### [EXERCISE TASK]
Turn every line of the material below into a numbered list, omitting any blank lines.

[Spatial layout data]
┄┄┄┄┄┄┄┄┄┄┄┄┄┄┄┄┄┄┄┄
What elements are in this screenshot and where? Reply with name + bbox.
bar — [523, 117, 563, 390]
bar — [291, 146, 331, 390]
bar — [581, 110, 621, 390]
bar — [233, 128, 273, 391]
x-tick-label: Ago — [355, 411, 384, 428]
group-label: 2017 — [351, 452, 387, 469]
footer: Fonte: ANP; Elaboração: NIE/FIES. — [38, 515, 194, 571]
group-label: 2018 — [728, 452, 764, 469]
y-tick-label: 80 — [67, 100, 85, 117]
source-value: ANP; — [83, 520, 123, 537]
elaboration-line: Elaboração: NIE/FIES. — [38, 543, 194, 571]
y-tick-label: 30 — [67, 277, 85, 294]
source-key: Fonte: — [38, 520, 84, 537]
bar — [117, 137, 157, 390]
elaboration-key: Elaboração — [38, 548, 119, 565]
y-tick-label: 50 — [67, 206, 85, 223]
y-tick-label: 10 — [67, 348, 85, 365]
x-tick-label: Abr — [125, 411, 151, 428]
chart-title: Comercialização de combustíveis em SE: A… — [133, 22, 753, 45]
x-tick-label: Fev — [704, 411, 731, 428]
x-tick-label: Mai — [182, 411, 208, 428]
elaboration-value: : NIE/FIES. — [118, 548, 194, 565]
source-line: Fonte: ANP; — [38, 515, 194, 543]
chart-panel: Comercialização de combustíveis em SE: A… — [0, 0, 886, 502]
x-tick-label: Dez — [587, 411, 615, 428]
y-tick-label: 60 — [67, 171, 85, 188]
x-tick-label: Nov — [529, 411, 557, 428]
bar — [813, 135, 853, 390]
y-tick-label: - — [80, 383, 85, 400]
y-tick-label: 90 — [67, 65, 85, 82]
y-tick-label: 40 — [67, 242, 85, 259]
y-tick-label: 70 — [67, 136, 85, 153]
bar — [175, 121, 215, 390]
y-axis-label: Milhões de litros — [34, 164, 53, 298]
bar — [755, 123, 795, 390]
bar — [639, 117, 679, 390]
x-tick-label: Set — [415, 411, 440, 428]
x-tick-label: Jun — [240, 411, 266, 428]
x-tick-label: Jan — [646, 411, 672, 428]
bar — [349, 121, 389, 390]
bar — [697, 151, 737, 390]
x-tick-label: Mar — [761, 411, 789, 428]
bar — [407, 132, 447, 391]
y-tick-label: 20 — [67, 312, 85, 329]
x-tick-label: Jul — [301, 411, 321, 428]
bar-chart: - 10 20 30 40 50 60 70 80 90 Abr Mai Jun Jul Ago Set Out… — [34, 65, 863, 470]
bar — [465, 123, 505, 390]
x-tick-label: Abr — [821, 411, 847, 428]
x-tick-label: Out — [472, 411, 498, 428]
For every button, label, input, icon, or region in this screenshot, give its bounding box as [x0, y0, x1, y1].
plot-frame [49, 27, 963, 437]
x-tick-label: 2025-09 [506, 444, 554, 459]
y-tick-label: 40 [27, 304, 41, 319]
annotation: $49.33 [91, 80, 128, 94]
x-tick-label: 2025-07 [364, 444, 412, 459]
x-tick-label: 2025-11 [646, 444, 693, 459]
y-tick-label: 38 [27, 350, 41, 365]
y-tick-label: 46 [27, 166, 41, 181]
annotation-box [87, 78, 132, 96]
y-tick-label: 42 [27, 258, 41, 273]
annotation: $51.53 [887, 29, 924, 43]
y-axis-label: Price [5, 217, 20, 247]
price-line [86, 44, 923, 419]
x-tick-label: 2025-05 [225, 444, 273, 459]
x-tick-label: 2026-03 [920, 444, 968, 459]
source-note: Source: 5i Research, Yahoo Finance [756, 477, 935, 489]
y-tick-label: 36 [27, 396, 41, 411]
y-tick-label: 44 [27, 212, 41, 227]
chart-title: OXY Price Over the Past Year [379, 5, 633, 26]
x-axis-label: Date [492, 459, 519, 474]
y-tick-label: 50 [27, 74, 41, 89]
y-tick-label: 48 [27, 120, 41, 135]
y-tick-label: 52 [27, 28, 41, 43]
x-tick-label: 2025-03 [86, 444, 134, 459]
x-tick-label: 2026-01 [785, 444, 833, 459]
┄┄┄┄┄┄┄┄┄┄┄┄┄┄┄┄┄┄┄┄
### [SOLUTION]
1. What elements are in this screenshot and where? Reply with name + bbox.
2. bar — [523, 117, 563, 390]
3. bar — [291, 146, 331, 390]
4. bar — [581, 110, 621, 390]
5. bar — [233, 128, 273, 391]
6. x-tick-label: Ago — [355, 411, 384, 428]
7. group-label: 2017 — [351, 452, 387, 469]
8. footer: Fonte: ANP; Elaboração: NIE/FIES. — [38, 515, 194, 571]
9. group-label: 2018 — [728, 452, 764, 469]
10. y-tick-label: 80 — [67, 100, 85, 117]
11. source-value: ANP; — [83, 520, 123, 537]
12. elaboration-line: Elaboração: NIE/FIES. — [38, 543, 194, 571]
13. y-tick-label: 30 — [67, 277, 85, 294]
14. source-key: Fonte: — [38, 520, 84, 537]
15. bar — [117, 137, 157, 390]
16. elaboration-key: Elaboração — [38, 548, 119, 565]
17. y-tick-label: 50 — [67, 206, 85, 223]
18. y-tick-label: 10 — [67, 348, 85, 365]
19. x-tick-label: Abr — [125, 411, 151, 428]
20. chart-title: Comercialização de combustíveis em SE: A… — [133, 22, 753, 45]
21. x-tick-label: Fev — [704, 411, 731, 428]
22. x-tick-label: Mai — [182, 411, 208, 428]
23. elaboration-value: : NIE/FIES. — [118, 548, 194, 565]
24. source-line: Fonte: ANP; — [38, 515, 194, 543]
25. chart-panel: Comercialização de combustíveis em SE: A… — [0, 0, 886, 502]
26. x-tick-label: Dez — [587, 411, 615, 428]
27. y-tick-label: 60 — [67, 171, 85, 188]
28. x-tick-label: Nov — [529, 411, 557, 428]
29. bar — [813, 135, 853, 390]
30. y-tick-label: - — [80, 383, 85, 400]
31. y-tick-label: 90 — [67, 65, 85, 82]
32. y-tick-label: 40 — [67, 242, 85, 259]
33. y-tick-label: 70 — [67, 136, 85, 153]
34. bar — [175, 121, 215, 390]
35. y-axis-label: Milhões de litros — [34, 164, 53, 298]
36. bar — [755, 123, 795, 390]
37. bar — [639, 117, 679, 390]
38. x-tick-label: Set — [415, 411, 440, 428]
39. x-tick-label: Jun — [240, 411, 266, 428]
40. x-tick-label: Jan — [646, 411, 672, 428]
41. bar — [349, 121, 389, 390]
42. bar — [697, 151, 737, 390]
43. x-tick-label: Mar — [761, 411, 789, 428]
44. bar — [407, 132, 447, 391]
45. y-tick-label: 20 — [67, 312, 85, 329]
46. x-tick-label: Jul — [301, 411, 321, 428]
47. bar-chart: - 10 20 30 40 50 60 70 80 90 Abr Mai Jun Jul Ago Set Out… — [34, 65, 863, 470]
48. bar — [465, 123, 505, 390]
49. x-tick-label: Abr — [821, 411, 847, 428]
50. x-tick-label: Out — [472, 411, 498, 428]
51. For every button, label, input, icon, or region in this screenshot, give its bounding box as [x0, y0, x1, y1].
52. plot-frame [49, 27, 963, 437]
53. x-tick-label: 2025-09 [506, 444, 554, 459]
54. y-tick-label: 40 [27, 304, 41, 319]
55. annotation: $49.33 [91, 80, 128, 94]
56. x-tick-label: 2025-07 [364, 444, 412, 459]
57. x-tick-label: 2025-11 [646, 444, 693, 459]
58. y-tick-label: 38 [27, 350, 41, 365]
59. y-tick-label: 46 [27, 166, 41, 181]
60. annotation-box [87, 78, 132, 96]
61. y-tick-label: 42 [27, 258, 41, 273]
62. annotation: $51.53 [887, 29, 924, 43]
63. y-axis-label: Price [5, 217, 20, 247]
64. price-line [86, 44, 923, 419]
65. x-tick-label: 2025-05 [225, 444, 273, 459]
66. x-tick-label: 2026-03 [920, 444, 968, 459]
67. source-note: Source: 5i Research, Yahoo Finance [756, 477, 935, 489]
68. y-tick-label: 36 [27, 396, 41, 411]
69. y-tick-label: 44 [27, 212, 41, 227]
70. chart-title: OXY Price Over the Past Year [379, 5, 633, 26]
71. x-axis-label: Date [492, 459, 519, 474]
72. y-tick-label: 50 [27, 74, 41, 89]
73. y-tick-label: 48 [27, 120, 41, 135]
74. y-tick-label: 52 [27, 28, 41, 43]
75. x-tick-label: 2025-03 [86, 444, 134, 459]
76. x-tick-label: 2026-01 [785, 444, 833, 459]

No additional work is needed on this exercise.